╭──

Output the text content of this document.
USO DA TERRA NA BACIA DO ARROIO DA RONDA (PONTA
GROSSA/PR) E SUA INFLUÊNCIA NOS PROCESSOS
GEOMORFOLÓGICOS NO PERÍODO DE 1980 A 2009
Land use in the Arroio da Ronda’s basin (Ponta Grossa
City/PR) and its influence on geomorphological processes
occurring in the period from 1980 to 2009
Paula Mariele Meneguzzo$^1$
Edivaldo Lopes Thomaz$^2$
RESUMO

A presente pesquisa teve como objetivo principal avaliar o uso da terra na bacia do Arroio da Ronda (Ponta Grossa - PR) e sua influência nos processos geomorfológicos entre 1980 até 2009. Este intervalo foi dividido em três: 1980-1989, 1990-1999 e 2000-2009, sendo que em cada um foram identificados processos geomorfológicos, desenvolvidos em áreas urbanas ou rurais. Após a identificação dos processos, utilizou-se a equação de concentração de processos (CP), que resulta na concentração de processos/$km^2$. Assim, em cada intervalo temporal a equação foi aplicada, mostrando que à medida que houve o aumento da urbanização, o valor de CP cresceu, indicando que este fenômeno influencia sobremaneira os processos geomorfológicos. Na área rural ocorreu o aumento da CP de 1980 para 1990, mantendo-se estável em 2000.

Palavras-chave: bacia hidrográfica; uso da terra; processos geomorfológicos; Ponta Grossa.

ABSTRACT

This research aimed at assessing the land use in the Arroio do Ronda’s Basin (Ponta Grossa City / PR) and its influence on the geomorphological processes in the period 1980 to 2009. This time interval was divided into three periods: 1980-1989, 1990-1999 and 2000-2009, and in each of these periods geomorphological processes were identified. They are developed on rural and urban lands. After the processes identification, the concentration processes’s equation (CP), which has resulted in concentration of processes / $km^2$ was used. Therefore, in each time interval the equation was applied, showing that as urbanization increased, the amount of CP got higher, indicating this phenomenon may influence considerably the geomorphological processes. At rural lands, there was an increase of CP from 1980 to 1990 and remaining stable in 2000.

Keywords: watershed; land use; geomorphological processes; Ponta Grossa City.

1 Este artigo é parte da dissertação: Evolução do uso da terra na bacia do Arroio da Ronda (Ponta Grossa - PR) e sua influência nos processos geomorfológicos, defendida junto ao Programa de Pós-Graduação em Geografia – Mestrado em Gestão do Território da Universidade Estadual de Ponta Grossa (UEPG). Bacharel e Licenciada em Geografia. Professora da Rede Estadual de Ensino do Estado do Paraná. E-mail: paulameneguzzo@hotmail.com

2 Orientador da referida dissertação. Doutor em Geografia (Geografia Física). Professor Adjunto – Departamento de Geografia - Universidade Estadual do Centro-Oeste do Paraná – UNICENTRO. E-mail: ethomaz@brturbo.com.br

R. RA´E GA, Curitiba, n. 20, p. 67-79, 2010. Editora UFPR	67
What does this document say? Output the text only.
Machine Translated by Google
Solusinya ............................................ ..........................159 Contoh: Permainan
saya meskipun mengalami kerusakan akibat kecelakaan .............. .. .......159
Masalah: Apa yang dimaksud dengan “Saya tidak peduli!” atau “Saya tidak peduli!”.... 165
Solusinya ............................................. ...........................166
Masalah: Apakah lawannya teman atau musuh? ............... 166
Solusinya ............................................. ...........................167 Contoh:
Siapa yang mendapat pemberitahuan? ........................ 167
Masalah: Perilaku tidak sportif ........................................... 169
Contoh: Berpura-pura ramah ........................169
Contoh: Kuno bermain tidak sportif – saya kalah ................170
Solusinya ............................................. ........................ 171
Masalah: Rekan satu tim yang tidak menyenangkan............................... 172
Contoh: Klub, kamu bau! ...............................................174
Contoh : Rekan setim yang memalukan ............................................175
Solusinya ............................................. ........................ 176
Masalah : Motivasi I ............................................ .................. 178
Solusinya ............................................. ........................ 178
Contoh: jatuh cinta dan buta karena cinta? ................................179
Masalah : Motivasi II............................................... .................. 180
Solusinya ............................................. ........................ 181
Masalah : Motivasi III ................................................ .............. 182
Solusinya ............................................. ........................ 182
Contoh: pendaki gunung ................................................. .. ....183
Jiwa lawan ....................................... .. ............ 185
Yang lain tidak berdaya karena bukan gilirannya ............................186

╰──

**TO DO:** Copy out each line of the listing that holds "Geografia".

**EXERCISE OUTPUT:**
1 Este artigo é parte da dissertação: Evolução do uso da terra na bacia do Arroio da Ronda (Ponta Grossa - PR) e sua influência nos processos geomorfológicos, defendida junto ao Programa de Pós-Graduação em Geografia – Mestrado em Gestão do Território da Universidade Estadual de Ponta Grossa (UEPG). Bacharel e Licenciada em Geografia. Professora da Rede Estadual de Ensino do Estado do Paraná. E-mail: paulameneguzzo@hotmail.com
2 Orientador da referida dissertação. Doutor em Geografia (Geografia Física). Professor Adjunto – Departamento de Geografia - Universidade Estadual do Centro-Oeste do Paraná – UNICENTRO. E-mail: ethomaz@brturbo.com.br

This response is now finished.